## Written instruction
Output all of the entries below precisely as written.

● ● ● ● ● ● ●

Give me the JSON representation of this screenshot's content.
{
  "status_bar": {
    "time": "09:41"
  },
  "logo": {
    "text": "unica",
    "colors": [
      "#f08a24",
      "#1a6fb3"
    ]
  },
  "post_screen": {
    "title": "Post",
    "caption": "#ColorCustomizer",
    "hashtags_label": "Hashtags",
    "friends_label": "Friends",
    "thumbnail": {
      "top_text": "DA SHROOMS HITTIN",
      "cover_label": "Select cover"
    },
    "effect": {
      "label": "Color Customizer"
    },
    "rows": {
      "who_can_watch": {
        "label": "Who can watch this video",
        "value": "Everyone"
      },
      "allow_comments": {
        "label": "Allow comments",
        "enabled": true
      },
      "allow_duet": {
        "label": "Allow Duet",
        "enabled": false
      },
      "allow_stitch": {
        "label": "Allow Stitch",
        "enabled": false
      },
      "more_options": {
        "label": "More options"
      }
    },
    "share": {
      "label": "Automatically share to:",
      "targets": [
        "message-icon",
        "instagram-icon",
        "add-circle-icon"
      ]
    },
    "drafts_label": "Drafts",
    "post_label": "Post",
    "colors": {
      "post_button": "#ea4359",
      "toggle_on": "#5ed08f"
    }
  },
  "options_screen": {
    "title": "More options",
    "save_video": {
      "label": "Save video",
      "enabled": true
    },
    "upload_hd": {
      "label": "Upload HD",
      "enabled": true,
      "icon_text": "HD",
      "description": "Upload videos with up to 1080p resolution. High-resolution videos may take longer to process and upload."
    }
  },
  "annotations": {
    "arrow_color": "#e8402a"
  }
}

● ● ● ● ● ● ●

## Answer for the task
Give me the JSON representation of this screenshot's content.
{
  "status_bar": {
    "time": "09:41"
  },
  "logo": {
    "text": "unica",
    "colors": [
      "#f08a24",
      "#1a6fb3"
    ]
  },
  "post_screen": {
    "title": "Post",
    "caption": "#ColorCustomizer",
    "hashtags_label": "Hashtags",
    "friends_label": "Friends",
    "thumbnail": {
      "top_text": "DA SHROOMS HITTIN",
      "cover_label": "Select cover"
    },
    "effect": {
      "label": "Color Customizer"
    },
    "rows": {
      "who_can_watch": {
        "label": "Who can watch this video",
        "value": "Everyone"
      },
      "allow_comments": {
        "label": "Allow comments",
        "enabled": true
      },
      "allow_duet": {
        "label": "Allow Duet",
        "enabled": false
      },
      "allow_stitch": {
        "label": "Allow Stitch",
        "enabled": false
      },
      "more_options": {
        "label": "More options"
      }
    },
    "share": {
      "label": "Automatically share to:",
      "targets": [
        "message-icon",
        "instagram-icon",
        "add-circle-icon"
      ]
    },
    "drafts_label": "Drafts",
    "post_label": "Post",
    "colors": {
      "post_button": "#ea4359",
      "toggle_on": "#5ed08f"
    }
  },
  "options_screen": {
    "title": "More options",
    "save_video": {
      "label": "Save video",
      "enabled": true
    },
    "upload_hd": {
      "label": "Upload HD",
      "enabled": true,
      "icon_text": "HD",
      "description": "Upload videos with up to 1080p resolution. High-resolution videos may take longer to process and upload."
    }
  },
  "annotations": {
    "arrow_color": "#e8402a"
  }
}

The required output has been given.